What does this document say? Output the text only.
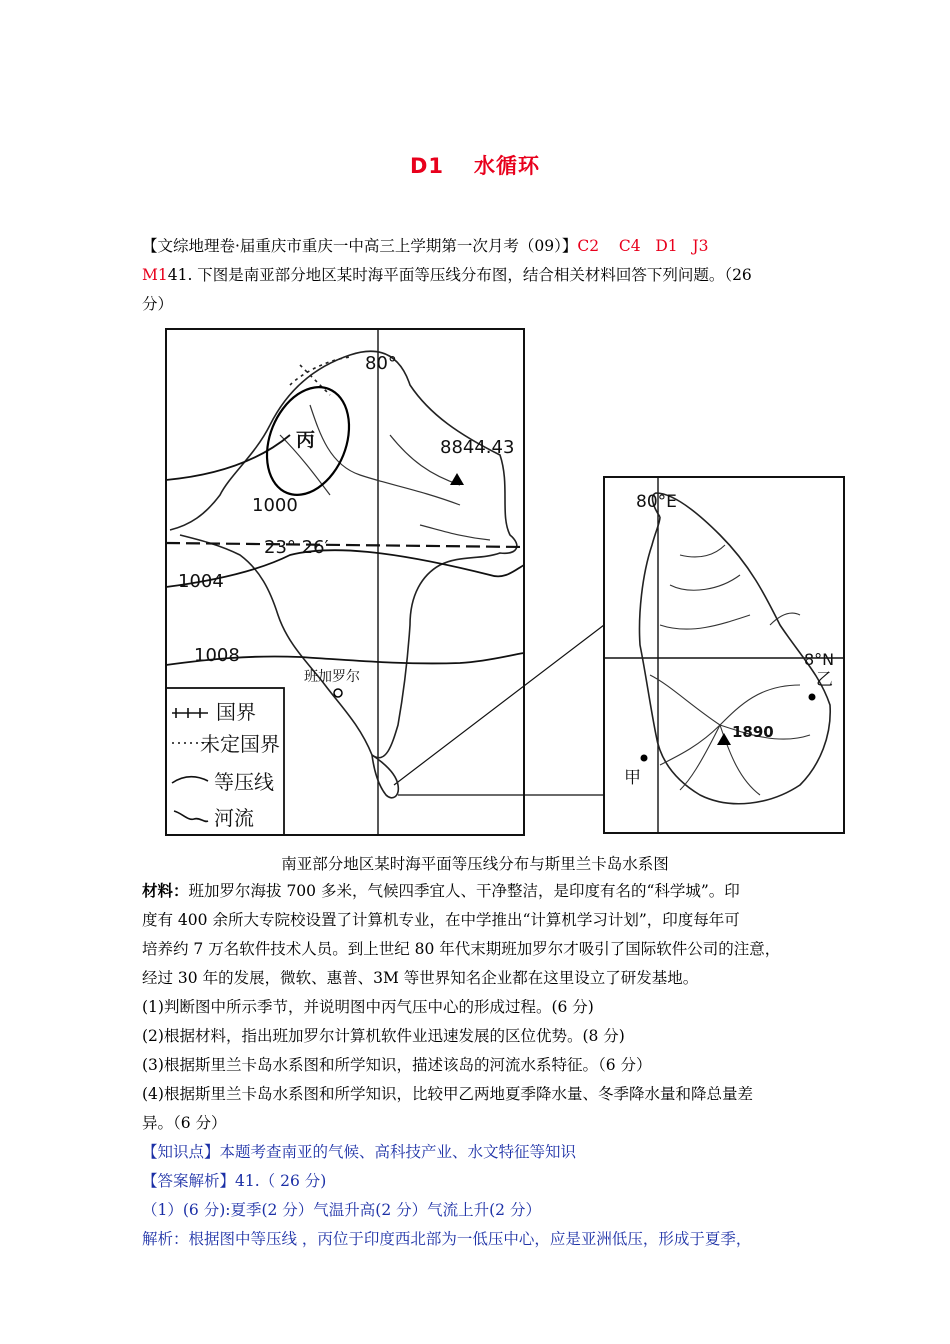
D1 水循环
【文综地理卷·届重庆市重庆一中高三上学期第一次月考（09）】C2    C4   D1   J3
M141. 下图是南亚部分地区某时海平面等压线分布图，结合相关材料回答下列问题。（26
分）
80°
8844.43
丙
1000
1004
1008
23° 26′
班加罗尔
国界
未定国界
等压线
河流
80°E
8°N
1890
甲
乙
南亚部分地区某时海平面等压线分布与斯里兰卡岛水系图
材料：班加罗尔海拔 700 多米，气候四季宜人、干净整洁，是印度有名的“科学城”。印
度有 400 余所大专院校设置了计算机专业，在中学推出“计算机学习计划”，印度每年可
培养约 7 万名软件技术人员。到上世纪 80 年代末期班加罗尔才吸引了国际软件公司的注意，
经过 30 年的发展，微软、惠普、3M 等世界知名企业都在这里设立了研发基地。
(1)判断图中所示季节，并说明图中丙气压中心的形成过程。(6 分)
(2)根据材料，指出班加罗尔计算机软件业迅速发展的区位优势。(8 分)
(3)根据斯里兰卡岛水系图和所学知识，描述该岛的河流水系特征。（6 分）
(4)根据斯里兰卡岛水系图和所学知识，比较甲乙两地夏季降水量、冬季降水量和降总量差
异。（6 分）
【知识点】本题考查南亚的气候、高科技产业、水文特征等知识
【答案解析】41.（ 26 分)
（1）(6 分):夏季(2 分）气温升高(2 分）气流上升(2 分）
解析：根据图中等压线 ，丙位于印度西北部为一低压中心，应是亚洲低压，形成于夏季，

▶ Written problem:
Each line above is to be copied verbatim. Drop any image from the copy.

▶ Correct result:
What does this document say? Output the text only.
D1 水循环
【文综地理卷·届重庆市重庆一中高三上学期第一次月考（09）】C2    C4   D1   J3
M141. 下图是南亚部分地区某时海平面等压线分布图，结合相关材料回答下列问题。（26
分）
80°
8844.43
丙
1000
1004
1008
23° 26′
班加罗尔
国界
未定国界
等压线
河流
80°E
8°N
1890
甲
乙
南亚部分地区某时海平面等压线分布与斯里兰卡岛水系图
材料：班加罗尔海拔 700 多米，气候四季宜人、干净整洁，是印度有名的“科学城”。印
度有 400 余所大专院校设置了计算机专业，在中学推出“计算机学习计划”，印度每年可
培养约 7 万名软件技术人员。到上世纪 80 年代末期班加罗尔才吸引了国际软件公司的注意，
经过 30 年的发展，微软、惠普、3M 等世界知名企业都在这里设立了研发基地。
(1)判断图中所示季节，并说明图中丙气压中心的形成过程。(6 分)
(2)根据材料，指出班加罗尔计算机软件业迅速发展的区位优势。(8 分)
(3)根据斯里兰卡岛水系图和所学知识，描述该岛的河流水系特征。（6 分）
(4)根据斯里兰卡岛水系图和所学知识，比较甲乙两地夏季降水量、冬季降水量和降总量差
异。（6 分）
【知识点】本题考查南亚的气候、高科技产业、水文特征等知识
【答案解析】41.（ 26 分)
（1）(6 分):夏季(2 分）气温升高(2 分）气流上升(2 分）
解析：根据图中等压线 ，丙位于印度西北部为一低压中心，应是亚洲低压，形成于夏季，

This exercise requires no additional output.